ECLI:NL:RBAMS:2022:4518

Rechtbank Amsterdam

Datum uitspraak
4 juli 2022
Publicatiedatum
3 augustus 2022
Zaaknummer
C/13/718533
Instantie
Rechtbank Amsterdam
Type
Uitspraak
Rechtsgebied
Civiel recht; Personen- en familierecht
Procedures
  • Beschikking
Vindplaatsen
  • Rechtspraak.nl
AI samenvatting door LexboostAutomatisch gegenereerd

Verzoek om vervangende toestemming voor reisdocumenten en vakantie met minderjarige kinderen

In deze zaak heeft de rechtbank Amsterdam op 4 juli 2022 een beschikking gegeven in een verzoek van de moeder om vervangende toestemming te verkrijgen voor het aanvragen van reisdocumenten en voor het maken van een buitenlandse reis met haar minderjarige kinderen. De moeder, vertegenwoordigd door haar advocaat mr. L. Scheffer, heeft aangevoerd dat de ouders gezamenlijk het gezag over de kinderen uitoefenen, maar dat er weinig contact is tussen hen. De vader reageert niet op verzoeken van de moeder, wat leidt tot de vrees dat hij geen toestemming zal geven voor de reis. De Raad voor de Kinderbescherming heeft geadviseerd het verzoek van de moeder toe te wijzen. De rechtbank heeft vastgesteld dat de vader zich niet heeft verweerd tegen het verzoek, waardoor het verzoek in beginsel voor toewijzing gereed ligt. De rechtbank oordeelt dat het in het belang van de kinderen is dat zij over geldige identiteitsbewijzen beschikken en met de moeder op vakantie kunnen naar veilige landen. De rechtbank verleent daarom aan de moeder vervangende toestemming voor het aanvragen van reisdocumenten en voor het reizen naar het buitenland met de kinderen, en verklaart de beschikking uitvoerbaar bij voorraad. Het meer of anders verzochte is afgewezen.

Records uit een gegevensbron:
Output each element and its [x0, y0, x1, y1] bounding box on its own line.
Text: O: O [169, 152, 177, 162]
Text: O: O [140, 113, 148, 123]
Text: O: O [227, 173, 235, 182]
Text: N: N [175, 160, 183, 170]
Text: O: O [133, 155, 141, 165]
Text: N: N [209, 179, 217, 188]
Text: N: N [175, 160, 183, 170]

- _Opdracht_:
Zet de alinea uit het documentfragment die begint met "In deze zaak heeft de rechtbank Amsterdam" om in een beknopte opsomming met de belangrijkste feiten. Het materiaal speelt hierbij geen enkele rol.

- _Uitgewerkt antwoord_:
- Rechtbank Amsterdam, beschikking van 4 juli 2022.
- De moeder verzoekt om vervangende toestemming voor het aanvragen van reisdocumenten en voor een buitenlandse reis met haar minderjarige kinderen.
- Mr. L. Scheffer, haar advocaat, vertegenwoordigt de moeder.
- De ouders hebben gezamenlijk gezag, maar er is weinig contact tussen hen.
- De vader reageert niet op verzoeken van de moeder. Zij vreest daarom dat hij geen toestemming voor de reis geeft.
- De Raad voor de Kinderbescherming adviseert het verzoek toe te wijzen.
- De vader voert geen verweer, dus het verzoek ligt in beginsel voor toewijzing gereed.
- Volgens de rechtbank is het in het belang van de kinderen dat zij geldige identiteitsbewijzen hebben en met de moeder op vakantie kunnen naar veilige landen.
- De rechtbank verleent de moeder vervangende toestemming voor het aanvragen van reisdocumenten en voor reizen naar het buitenland met de kinderen.
- De beschikking is uitvoerbaar bij voorraad verklaard.
- Het meer of anders verzochte is afgewezen.